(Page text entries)

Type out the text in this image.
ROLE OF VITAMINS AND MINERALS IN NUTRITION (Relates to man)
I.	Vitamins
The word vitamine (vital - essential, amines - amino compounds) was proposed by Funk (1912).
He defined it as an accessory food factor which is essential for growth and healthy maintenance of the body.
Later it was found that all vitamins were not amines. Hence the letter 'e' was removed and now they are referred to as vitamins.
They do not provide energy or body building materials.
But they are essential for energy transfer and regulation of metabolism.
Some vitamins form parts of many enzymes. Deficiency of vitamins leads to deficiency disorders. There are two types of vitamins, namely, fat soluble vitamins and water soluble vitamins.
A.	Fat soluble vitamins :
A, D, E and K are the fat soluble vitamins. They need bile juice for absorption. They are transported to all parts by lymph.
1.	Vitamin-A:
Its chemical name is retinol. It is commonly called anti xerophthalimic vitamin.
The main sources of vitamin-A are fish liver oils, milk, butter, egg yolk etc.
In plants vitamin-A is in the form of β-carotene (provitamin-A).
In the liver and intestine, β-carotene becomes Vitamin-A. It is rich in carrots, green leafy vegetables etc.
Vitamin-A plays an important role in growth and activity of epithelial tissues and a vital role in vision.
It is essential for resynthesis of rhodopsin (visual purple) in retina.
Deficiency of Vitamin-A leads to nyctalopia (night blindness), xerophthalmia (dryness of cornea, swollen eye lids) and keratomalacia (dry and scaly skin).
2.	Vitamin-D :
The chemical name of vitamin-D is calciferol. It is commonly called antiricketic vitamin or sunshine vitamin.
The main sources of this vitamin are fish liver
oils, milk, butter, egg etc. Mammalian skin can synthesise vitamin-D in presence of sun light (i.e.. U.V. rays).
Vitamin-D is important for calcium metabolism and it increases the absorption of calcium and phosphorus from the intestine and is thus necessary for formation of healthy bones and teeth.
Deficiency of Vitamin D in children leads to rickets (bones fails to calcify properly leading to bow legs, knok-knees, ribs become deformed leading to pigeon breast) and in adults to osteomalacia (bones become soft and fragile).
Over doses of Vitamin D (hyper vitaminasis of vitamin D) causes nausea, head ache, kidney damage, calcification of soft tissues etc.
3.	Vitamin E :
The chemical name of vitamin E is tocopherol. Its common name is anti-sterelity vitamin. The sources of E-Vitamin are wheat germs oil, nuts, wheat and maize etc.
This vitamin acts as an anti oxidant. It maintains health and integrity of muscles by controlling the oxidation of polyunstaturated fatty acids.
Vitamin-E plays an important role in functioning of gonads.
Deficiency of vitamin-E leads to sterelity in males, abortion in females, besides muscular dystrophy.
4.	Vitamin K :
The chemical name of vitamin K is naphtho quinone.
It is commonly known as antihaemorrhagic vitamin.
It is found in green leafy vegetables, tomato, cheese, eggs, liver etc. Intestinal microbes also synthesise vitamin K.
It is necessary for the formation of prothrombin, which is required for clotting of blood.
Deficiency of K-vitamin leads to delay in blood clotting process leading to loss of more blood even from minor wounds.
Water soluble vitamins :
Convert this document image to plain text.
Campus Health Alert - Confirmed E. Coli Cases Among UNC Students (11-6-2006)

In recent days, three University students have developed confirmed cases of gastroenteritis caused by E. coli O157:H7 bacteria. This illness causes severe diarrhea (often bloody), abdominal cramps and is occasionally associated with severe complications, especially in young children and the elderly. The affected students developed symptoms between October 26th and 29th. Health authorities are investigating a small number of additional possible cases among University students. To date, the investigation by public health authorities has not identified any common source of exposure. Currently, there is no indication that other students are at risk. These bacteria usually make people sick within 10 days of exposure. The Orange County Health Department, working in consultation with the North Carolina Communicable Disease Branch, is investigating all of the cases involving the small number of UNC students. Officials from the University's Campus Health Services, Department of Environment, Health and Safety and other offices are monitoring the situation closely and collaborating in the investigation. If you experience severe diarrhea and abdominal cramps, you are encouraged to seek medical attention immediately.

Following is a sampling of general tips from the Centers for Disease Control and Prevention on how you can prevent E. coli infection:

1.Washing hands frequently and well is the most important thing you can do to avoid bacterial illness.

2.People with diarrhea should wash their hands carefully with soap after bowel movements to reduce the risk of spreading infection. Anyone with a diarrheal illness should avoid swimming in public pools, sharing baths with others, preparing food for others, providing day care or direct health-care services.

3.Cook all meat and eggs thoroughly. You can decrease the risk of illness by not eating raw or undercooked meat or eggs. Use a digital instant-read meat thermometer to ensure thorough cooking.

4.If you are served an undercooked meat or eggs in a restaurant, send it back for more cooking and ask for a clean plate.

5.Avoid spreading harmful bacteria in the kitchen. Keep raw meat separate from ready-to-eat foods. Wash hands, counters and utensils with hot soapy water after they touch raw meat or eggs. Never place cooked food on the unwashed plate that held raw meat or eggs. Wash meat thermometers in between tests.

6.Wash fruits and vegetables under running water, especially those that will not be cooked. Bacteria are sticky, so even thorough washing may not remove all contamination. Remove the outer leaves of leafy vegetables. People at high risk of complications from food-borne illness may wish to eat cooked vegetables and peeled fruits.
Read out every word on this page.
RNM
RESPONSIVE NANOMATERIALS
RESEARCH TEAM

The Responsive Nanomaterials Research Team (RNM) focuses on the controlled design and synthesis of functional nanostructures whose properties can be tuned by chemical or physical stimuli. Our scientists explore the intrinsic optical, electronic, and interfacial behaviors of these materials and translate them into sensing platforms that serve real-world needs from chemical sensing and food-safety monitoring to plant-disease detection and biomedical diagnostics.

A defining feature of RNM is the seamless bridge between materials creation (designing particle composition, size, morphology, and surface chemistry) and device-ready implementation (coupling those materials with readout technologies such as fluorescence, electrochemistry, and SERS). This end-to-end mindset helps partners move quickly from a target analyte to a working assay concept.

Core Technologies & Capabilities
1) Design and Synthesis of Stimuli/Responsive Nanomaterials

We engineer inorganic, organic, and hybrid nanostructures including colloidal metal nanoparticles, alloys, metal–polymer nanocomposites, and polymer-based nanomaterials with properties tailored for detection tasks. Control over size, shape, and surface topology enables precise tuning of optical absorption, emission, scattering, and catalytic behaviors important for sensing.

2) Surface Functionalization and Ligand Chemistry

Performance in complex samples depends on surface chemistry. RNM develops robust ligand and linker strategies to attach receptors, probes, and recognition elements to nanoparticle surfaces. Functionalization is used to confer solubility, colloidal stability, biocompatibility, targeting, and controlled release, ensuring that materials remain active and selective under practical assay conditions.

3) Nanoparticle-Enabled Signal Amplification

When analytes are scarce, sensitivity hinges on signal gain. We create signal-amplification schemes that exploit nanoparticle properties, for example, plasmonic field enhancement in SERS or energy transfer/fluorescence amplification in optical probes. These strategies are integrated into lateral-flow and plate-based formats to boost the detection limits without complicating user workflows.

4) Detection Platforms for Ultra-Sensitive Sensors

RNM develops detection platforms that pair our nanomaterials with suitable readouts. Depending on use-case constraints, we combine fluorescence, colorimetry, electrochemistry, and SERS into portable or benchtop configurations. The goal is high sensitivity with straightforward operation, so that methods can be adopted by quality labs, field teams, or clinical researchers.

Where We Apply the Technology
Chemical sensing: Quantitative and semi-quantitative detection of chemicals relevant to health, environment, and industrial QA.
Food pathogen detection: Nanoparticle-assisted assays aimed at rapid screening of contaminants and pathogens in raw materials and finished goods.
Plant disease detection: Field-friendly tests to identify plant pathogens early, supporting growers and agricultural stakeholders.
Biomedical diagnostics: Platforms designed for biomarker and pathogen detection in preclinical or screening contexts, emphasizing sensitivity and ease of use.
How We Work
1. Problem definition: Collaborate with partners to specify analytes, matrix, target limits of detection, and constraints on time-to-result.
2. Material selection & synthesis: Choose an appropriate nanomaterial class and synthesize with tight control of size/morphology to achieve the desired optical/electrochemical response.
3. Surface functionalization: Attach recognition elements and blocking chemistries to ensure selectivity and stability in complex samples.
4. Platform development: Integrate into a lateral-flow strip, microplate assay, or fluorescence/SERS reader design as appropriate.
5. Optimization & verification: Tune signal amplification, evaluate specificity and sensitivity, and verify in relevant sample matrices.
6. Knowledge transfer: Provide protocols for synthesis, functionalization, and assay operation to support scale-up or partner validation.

■ **INSTRUCTIONS TO FOLLOW**: Every line above with the word "body" is to be copied out.

■ **THE COMPLETED TASK**:
He defined it as an accessory food factor which is essential for growth and healthy maintenance of the body.
They do not provide energy or body building materials.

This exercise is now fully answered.